** start RAW DATA **
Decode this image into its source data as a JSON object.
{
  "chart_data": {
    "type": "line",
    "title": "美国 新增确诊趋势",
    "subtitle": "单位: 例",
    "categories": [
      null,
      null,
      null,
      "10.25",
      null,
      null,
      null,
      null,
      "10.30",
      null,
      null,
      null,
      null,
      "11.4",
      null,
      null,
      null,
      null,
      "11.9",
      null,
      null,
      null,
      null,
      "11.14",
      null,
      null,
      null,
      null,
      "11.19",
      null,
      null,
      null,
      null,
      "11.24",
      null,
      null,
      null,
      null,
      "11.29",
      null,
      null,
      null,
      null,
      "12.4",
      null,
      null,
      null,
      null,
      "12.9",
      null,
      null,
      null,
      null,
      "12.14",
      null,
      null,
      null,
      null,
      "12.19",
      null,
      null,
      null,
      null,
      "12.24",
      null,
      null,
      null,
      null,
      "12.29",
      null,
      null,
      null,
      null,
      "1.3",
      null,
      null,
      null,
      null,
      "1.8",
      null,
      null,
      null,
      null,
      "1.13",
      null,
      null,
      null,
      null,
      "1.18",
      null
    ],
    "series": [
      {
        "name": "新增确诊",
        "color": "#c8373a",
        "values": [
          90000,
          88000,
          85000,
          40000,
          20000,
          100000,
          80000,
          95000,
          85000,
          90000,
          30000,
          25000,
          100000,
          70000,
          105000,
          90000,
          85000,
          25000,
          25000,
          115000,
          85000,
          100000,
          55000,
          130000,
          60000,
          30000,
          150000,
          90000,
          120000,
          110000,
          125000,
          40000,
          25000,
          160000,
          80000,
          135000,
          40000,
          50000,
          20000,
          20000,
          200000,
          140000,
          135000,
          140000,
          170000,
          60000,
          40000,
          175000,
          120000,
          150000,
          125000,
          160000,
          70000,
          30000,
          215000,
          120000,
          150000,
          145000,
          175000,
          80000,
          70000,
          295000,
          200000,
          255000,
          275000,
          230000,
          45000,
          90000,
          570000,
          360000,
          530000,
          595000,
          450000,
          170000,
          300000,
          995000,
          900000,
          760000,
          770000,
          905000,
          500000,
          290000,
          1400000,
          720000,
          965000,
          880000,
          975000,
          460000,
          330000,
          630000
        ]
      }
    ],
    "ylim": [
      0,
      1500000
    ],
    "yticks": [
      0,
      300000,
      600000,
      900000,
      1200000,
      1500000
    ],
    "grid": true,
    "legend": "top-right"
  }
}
** end RAW DATA **
Extract each entry in full, exactly as given.

Decode this image into its source data as a JSON object.
{
  "chart_data": {
    "type": "line",
    "title": "美国 新增确诊趋势",
    "subtitle": "单位: 例",
    "categories": [
      null,
      null,
      null,
      "10.25",
      null,
      null,
      null,
      null,
      "10.30",
      null,
      null,
      null,
      null,
      "11.4",
      null,
      null,
      null,
      null,
      "11.9",
      null,
      null,
      null,
      null,
      "11.14",
      null,
      null,
      null,
      null,
      "11.19",
      null,
      null,
      null,
      null,
      "11.24",
      null,
      null,
      null,
      null,
      "11.29",
      null,
      null,
      null,
      null,
      "12.4",
      null,
      null,
      null,
      null,
      "12.9",
      null,
      null,
      null,
      null,
      "12.14",
      null,
      null,
      null,
      null,
      "12.19",
      null,
      null,
      null,
      null,
      "12.24",
      null,
      null,
      null,
      null,
      "12.29",
      null,
      null,
      null,
      null,
      "1.3",
      null,
      null,
      null,
      null,
      "1.8",
      null,
      null,
      null,
      null,
      "1.13",
      null,
      null,
      null,
      null,
      "1.18",
      null
    ],
    "series": [
      {
        "name": "新增确诊",
        "color": "#c8373a",
        "values": [
          90000,
          88000,
          85000,
          40000,
          20000,
          100000,
          80000,
          95000,
          85000,
          90000,
          30000,
          25000,
          100000,
          70000,
          105000,
          90000,
          85000,
          25000,
          25000,
          115000,
          85000,
          100000,
          55000,
          130000,
          60000,
          30000,
          150000,
          90000,
          120000,
          110000,
          125000,
          40000,
          25000,
          160000,
          80000,
          135000,
          40000,
          50000,
          20000,
          20000,
          200000,
          140000,
          135000,
          140000,
          170000,
          60000,
          40000,
          175000,
          120000,
          150000,
          125000,
          160000,
          70000,
          30000,
          215000,
          120000,
          150000,
          145000,
          175000,
          80000,
          70000,
          295000,
          200000,
          255000,
          275000,
          230000,
          45000,
          90000,
          570000,
          360000,
          530000,
          595000,
          450000,
          170000,
          300000,
          995000,
          900000,
          760000,
          770000,
          905000,
          500000,
          290000,
          1400000,
          720000,
          965000,
          880000,
          975000,
          460000,
          330000,
          630000
        ]
      }
    ],
    "ylim": [
      0,
      1500000
    ],
    "yticks": [
      0,
      300000,
      600000,
      900000,
      1200000,
      1500000
    ],
    "grid": true,
    "legend": "top-right"
  }
}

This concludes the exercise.